■ Job:
Copy each of the entries below faithfully, setting aside any pictures.
— start Records provided —
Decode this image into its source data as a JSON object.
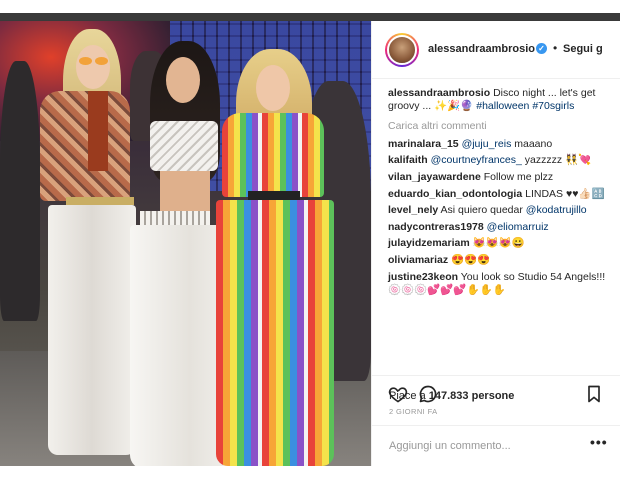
{
  "post": {
    "username": "alessandraambrosio",
    "follow_label": "Segui g",
    "caption_user": "alessandraambrosio",
    "caption_text": "Disco night ... let's get groovy ... ✨🎉🔮",
    "caption_tags": [
      "#halloween",
      "#70sgirls"
    ],
    "load_more": "Carica altri commenti",
    "likes_prefix": "Piace a",
    "likes_count": "147.833",
    "likes_suffix": "persone",
    "date": "2 GIORNI FA",
    "add_comment_placeholder": "Aggiungi un commento...",
    "more_label": "•••"
  },
  "comments": [
    {
      "user": "marinalara_15",
      "mention": "@juju_reis",
      "text": "maaano"
    },
    {
      "user": "kalifaith",
      "mention": "@courtneyfrances_",
      "text": "yazzzzz 👯💘"
    },
    {
      "user": "vilan_jayawardene",
      "mention": "",
      "text": "Follow me plzz"
    },
    {
      "user": "eduardo_kian_odontologia",
      "mention": "",
      "text": "LINDAS ♥♥👍🏻🔠"
    },
    {
      "user": "level_nely",
      "mention": "",
      "text": "Asi quiero quedar",
      "mention_after": "@kodatrujillo"
    },
    {
      "user": "nadycontreras1978",
      "mention": "@eliomarruiz",
      "text": ""
    },
    {
      "user": "julayidzemariam",
      "mention": "",
      "text": "😻😻😻😀"
    },
    {
      "user": "oliviamariaz",
      "mention": "",
      "text": "😍😍😍"
    },
    {
      "user": "justine23keon",
      "mention": "",
      "text": "You look so Studio 54 Angels!!! 🍥🍥🍥💕💕💕✋✋✋"
    }
  ],
  "icons": {
    "like": "heart-icon",
    "comment": "comment-bubble-icon",
    "save": "bookmark-icon",
    "verified": "verified-badge-icon"
  },
  "colors": {
    "link": "#003569",
    "muted": "#999999",
    "verified": "#3897f0"
  }
}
— end Records provided —
■ Output for this task:
Decode this image into its source data as a JSON object.
{
  "post": {
    "username": "alessandraambrosio",
    "follow_label": "Segui g",
    "caption_user": "alessandraambrosio",
    "caption_text": "Disco night ... let's get groovy ... ✨🎉🔮",
    "caption_tags": [
      "#halloween",
      "#70sgirls"
    ],
    "load_more": "Carica altri commenti",
    "likes_prefix": "Piace a",
    "likes_count": "147.833",
    "likes_suffix": "persone",
    "date": "2 GIORNI FA",
    "add_comment_placeholder": "Aggiungi un commento...",
    "more_label": "•••"
  },
  "comments": [
    {
      "user": "marinalara_15",
      "mention": "@juju_reis",
      "text": "maaano"
    },
    {
      "user": "kalifaith",
      "mention": "@courtneyfrances_",
      "text": "yazzzzz 👯💘"
    },
    {
      "user": "vilan_jayawardene",
      "mention": "",
      "text": "Follow me plzz"
    },
    {
      "user": "eduardo_kian_odontologia",
      "mention": "",
      "text": "LINDAS ♥♥👍🏻🔠"
    },
    {
      "user": "level_nely",
      "mention": "",
      "text": "Asi quiero quedar",
      "mention_after": "@kodatrujillo"
    },
    {
      "user": "nadycontreras1978",
      "mention": "@eliomarruiz",
      "text": ""
    },
    {
      "user": "julayidzemariam",
      "mention": "",
      "text": "😻😻😻😀"
    },
    {
      "user": "oliviamariaz",
      "mention": "",
      "text": "😍😍😍"
    },
    {
      "user": "justine23keon",
      "mention": "",
      "text": "You look so Studio 54 Angels!!! 🍥🍥🍥💕💕💕✋✋✋"
    }
  ],
  "icons": {
    "like": "heart-icon",
    "comment": "comment-bubble-icon",
    "save": "bookmark-icon",
    "verified": "verified-badge-icon"
  },
  "colors": {
    "link": "#003569",
    "muted": "#999999",
    "verified": "#3897f0"
  }
}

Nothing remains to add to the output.